→ **Aim**
Count the lines in the data below where the string "JSON" occurs, please, and give the number alone.

→ **Listed records**
=-=-=-=-=
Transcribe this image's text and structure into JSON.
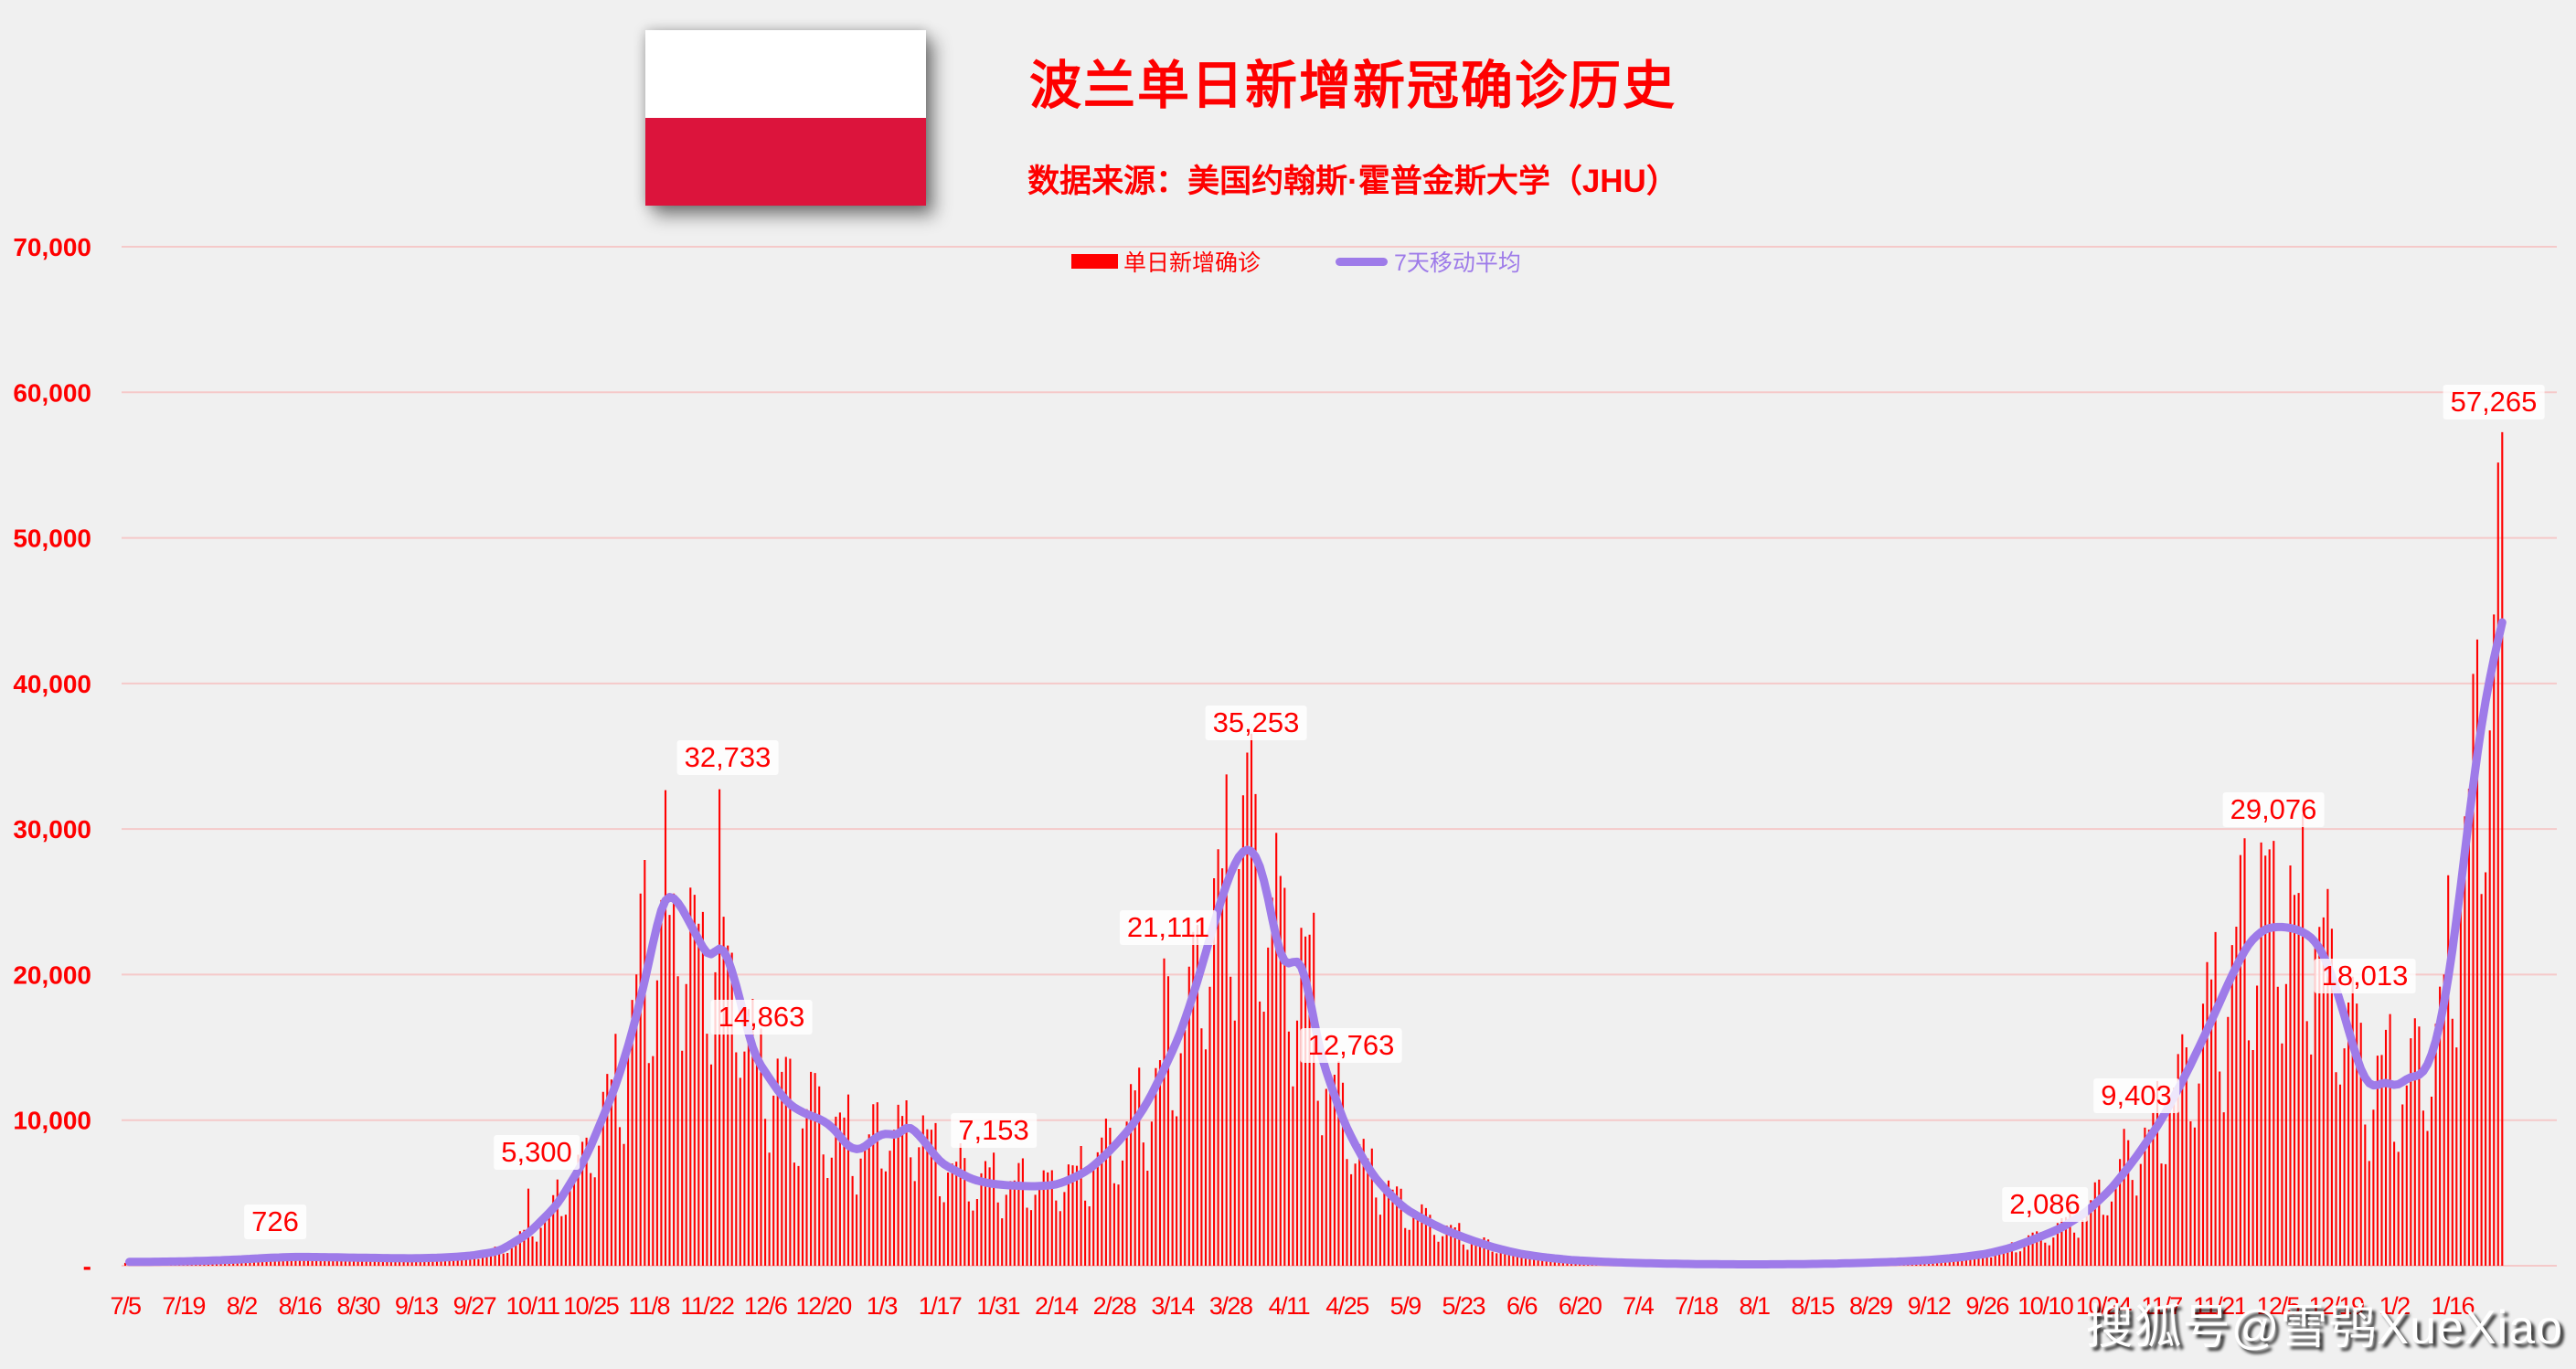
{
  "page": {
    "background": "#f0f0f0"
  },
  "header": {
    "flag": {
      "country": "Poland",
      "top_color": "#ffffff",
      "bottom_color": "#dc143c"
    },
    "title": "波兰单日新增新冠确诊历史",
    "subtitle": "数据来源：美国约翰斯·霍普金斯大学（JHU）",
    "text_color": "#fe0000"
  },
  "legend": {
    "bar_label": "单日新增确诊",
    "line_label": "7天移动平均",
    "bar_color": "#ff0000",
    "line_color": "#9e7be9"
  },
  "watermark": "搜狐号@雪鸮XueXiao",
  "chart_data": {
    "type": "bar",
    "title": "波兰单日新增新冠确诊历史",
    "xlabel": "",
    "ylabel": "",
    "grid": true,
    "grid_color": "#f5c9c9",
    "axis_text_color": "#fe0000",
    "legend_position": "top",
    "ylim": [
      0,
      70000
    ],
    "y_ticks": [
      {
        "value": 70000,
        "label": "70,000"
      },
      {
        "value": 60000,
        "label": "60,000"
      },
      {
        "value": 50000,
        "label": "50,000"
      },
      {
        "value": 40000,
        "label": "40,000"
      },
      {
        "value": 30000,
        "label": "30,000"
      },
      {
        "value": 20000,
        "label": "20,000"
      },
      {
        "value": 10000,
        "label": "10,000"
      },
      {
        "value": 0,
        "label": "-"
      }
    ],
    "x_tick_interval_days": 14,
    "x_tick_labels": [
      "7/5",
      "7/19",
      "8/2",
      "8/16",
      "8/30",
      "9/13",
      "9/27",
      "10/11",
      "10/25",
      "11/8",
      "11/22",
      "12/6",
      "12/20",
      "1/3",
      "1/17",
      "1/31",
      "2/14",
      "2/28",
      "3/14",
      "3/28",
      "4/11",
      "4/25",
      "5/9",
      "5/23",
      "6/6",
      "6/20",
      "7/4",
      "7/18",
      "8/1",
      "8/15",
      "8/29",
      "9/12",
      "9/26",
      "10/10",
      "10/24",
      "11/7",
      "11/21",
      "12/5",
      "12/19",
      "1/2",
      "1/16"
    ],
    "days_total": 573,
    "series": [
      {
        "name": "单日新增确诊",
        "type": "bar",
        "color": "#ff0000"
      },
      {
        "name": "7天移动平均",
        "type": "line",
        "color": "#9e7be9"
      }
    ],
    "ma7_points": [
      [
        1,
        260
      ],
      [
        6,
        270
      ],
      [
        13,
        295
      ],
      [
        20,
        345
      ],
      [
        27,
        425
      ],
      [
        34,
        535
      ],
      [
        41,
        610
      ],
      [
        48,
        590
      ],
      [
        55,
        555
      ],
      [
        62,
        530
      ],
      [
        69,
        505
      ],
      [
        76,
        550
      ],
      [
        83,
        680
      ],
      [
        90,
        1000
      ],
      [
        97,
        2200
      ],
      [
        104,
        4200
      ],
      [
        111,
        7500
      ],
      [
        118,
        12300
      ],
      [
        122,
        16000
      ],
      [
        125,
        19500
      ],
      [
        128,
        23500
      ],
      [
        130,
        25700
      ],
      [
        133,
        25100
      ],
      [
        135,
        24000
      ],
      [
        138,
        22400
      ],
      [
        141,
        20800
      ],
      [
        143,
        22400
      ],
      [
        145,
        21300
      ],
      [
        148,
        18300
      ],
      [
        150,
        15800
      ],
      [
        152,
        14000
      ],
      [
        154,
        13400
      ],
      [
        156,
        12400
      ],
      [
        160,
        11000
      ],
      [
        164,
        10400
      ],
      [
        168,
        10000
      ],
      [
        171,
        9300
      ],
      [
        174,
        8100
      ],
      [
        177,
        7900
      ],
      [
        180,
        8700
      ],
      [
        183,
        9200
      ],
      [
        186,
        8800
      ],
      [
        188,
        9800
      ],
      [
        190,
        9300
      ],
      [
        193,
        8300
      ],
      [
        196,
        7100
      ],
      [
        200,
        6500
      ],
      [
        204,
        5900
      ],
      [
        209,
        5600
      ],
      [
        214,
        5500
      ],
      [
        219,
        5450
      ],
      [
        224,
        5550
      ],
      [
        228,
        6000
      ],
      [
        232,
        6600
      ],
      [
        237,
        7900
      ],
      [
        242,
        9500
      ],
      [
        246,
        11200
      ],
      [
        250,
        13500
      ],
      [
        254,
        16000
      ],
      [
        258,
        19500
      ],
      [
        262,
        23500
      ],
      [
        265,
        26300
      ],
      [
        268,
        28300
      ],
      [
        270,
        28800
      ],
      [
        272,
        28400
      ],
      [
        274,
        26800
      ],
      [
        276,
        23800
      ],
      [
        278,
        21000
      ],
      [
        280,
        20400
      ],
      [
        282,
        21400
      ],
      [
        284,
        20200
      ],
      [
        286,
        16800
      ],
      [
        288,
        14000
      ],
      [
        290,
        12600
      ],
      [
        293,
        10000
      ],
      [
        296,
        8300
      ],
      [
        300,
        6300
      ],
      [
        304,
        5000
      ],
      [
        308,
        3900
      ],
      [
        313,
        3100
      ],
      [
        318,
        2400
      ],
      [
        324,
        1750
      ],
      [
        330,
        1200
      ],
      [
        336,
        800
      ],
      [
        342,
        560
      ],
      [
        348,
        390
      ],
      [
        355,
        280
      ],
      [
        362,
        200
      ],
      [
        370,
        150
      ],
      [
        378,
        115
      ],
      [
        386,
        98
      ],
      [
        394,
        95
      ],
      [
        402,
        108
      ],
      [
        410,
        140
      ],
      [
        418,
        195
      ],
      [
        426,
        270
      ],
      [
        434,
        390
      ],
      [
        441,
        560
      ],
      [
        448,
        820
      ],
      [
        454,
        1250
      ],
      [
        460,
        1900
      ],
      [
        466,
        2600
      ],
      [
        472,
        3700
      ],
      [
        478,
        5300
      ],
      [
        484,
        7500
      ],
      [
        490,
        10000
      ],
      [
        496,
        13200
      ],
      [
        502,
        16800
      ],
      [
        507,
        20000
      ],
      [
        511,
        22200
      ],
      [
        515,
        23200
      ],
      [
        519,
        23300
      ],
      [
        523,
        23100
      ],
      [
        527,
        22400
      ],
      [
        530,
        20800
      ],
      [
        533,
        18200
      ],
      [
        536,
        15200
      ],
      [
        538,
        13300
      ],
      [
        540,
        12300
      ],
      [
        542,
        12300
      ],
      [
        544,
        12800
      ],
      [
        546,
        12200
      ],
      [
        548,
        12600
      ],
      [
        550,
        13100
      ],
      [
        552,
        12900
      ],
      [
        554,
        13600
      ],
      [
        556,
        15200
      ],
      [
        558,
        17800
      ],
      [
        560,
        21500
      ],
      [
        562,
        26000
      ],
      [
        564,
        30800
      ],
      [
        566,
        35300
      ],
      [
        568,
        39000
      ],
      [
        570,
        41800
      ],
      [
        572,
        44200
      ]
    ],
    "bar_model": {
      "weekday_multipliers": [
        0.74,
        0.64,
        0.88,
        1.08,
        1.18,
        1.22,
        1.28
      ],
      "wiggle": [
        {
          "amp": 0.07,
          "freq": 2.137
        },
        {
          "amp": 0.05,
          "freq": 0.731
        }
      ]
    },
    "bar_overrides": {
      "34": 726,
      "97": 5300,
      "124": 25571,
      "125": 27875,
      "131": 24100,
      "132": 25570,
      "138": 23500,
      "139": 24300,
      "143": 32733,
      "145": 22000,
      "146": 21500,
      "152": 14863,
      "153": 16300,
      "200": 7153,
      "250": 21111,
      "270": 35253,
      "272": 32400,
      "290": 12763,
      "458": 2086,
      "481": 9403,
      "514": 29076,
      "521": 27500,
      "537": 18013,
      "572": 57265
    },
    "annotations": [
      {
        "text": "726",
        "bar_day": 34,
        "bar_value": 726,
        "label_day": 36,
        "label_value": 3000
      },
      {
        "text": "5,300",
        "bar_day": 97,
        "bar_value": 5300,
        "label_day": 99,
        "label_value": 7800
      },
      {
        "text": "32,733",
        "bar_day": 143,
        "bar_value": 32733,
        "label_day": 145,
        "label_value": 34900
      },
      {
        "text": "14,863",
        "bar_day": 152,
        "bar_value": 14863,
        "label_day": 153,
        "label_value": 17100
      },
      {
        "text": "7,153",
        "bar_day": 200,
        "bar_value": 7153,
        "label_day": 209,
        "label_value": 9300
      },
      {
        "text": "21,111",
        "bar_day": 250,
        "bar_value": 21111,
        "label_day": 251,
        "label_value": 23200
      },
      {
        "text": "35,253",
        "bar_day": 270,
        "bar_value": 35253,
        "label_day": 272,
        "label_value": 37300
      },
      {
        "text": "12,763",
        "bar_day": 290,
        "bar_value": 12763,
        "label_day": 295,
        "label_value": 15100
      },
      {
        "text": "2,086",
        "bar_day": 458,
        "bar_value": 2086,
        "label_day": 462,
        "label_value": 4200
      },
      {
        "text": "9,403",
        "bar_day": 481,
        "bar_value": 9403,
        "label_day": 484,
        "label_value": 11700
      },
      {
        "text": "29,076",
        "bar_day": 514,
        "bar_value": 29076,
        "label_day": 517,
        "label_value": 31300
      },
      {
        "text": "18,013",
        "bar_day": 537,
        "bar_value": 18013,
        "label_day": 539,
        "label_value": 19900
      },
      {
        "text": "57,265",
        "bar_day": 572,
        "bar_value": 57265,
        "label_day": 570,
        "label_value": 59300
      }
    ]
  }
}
=-=-=-=-=
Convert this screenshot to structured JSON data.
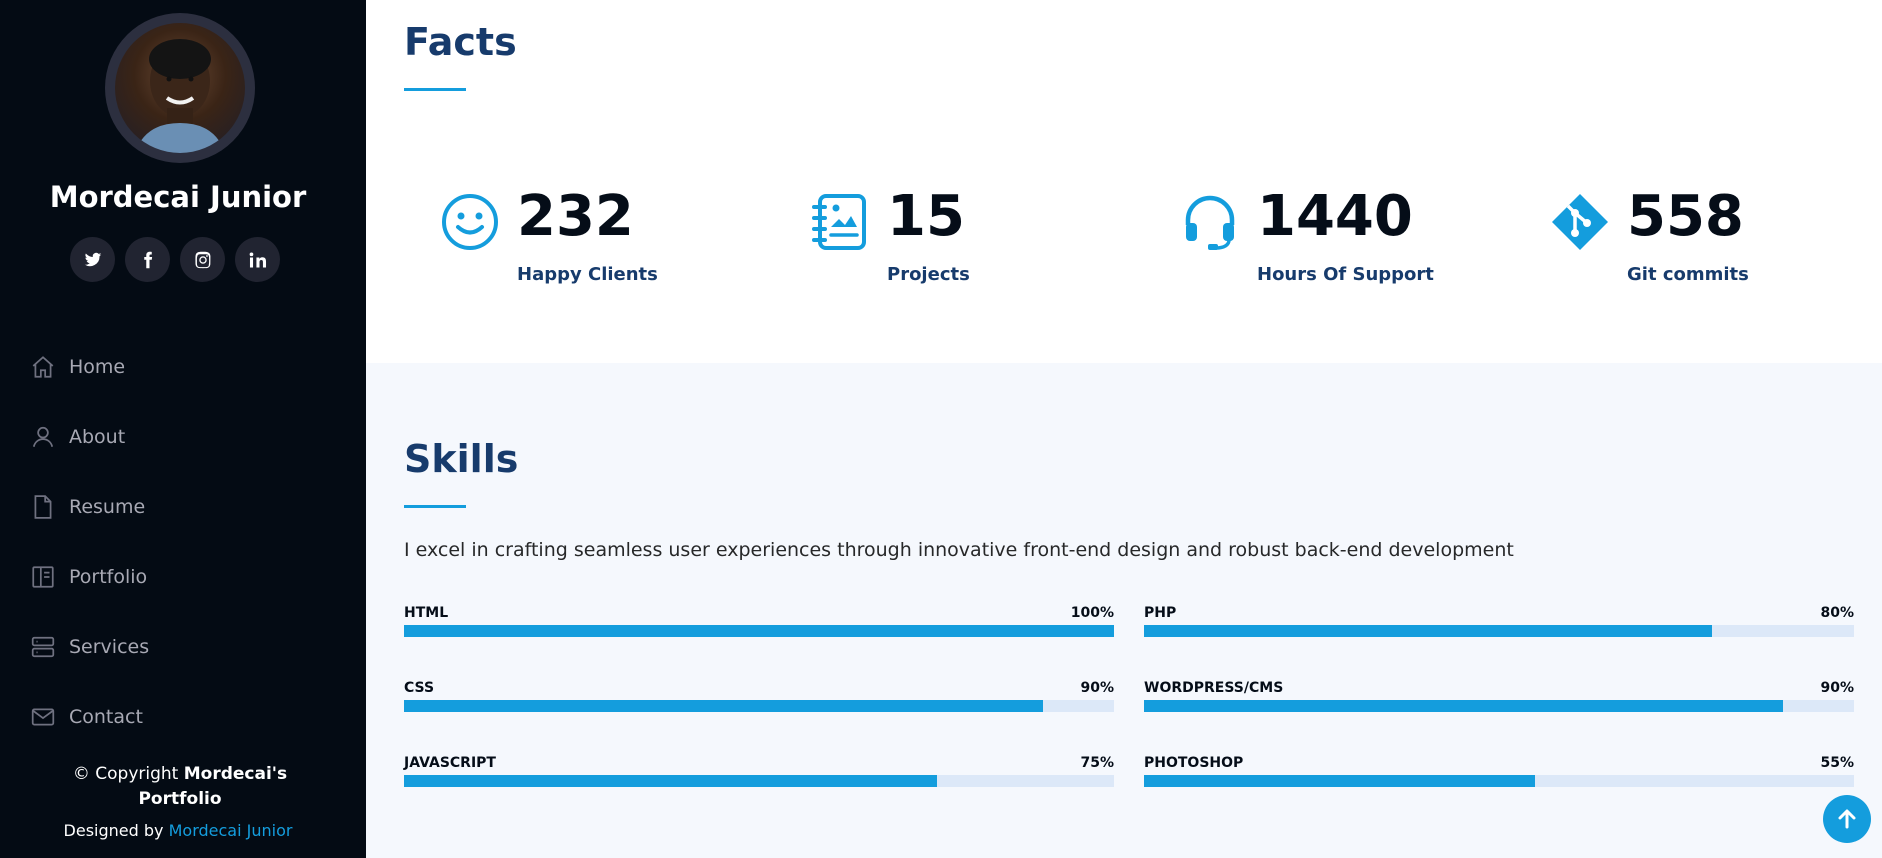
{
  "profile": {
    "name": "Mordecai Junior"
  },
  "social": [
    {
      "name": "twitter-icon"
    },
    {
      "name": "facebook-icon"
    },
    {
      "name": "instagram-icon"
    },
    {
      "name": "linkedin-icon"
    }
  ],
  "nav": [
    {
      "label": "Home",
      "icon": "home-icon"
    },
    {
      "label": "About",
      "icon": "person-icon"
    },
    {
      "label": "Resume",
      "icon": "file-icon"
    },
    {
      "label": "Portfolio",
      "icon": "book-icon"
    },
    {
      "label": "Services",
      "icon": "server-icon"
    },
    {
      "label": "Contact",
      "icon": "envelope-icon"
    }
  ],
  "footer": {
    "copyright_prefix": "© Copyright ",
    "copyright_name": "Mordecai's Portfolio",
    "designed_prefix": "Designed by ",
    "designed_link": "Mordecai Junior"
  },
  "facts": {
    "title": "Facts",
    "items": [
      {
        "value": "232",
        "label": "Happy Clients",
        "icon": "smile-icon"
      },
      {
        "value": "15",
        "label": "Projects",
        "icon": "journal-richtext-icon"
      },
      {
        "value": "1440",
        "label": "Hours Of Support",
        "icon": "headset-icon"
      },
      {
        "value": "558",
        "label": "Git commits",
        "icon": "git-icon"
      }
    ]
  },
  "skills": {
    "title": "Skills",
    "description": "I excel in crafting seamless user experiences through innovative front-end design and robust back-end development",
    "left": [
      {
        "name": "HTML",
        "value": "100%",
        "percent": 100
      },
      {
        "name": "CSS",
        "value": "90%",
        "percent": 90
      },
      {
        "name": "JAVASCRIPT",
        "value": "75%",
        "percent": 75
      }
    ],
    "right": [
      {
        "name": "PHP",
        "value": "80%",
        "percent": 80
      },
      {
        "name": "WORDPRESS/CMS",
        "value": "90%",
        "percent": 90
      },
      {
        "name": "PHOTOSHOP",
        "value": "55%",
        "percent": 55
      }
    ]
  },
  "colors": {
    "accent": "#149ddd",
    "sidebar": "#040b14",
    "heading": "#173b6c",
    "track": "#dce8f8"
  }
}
=-=-=-=-=
→ **The answer**
2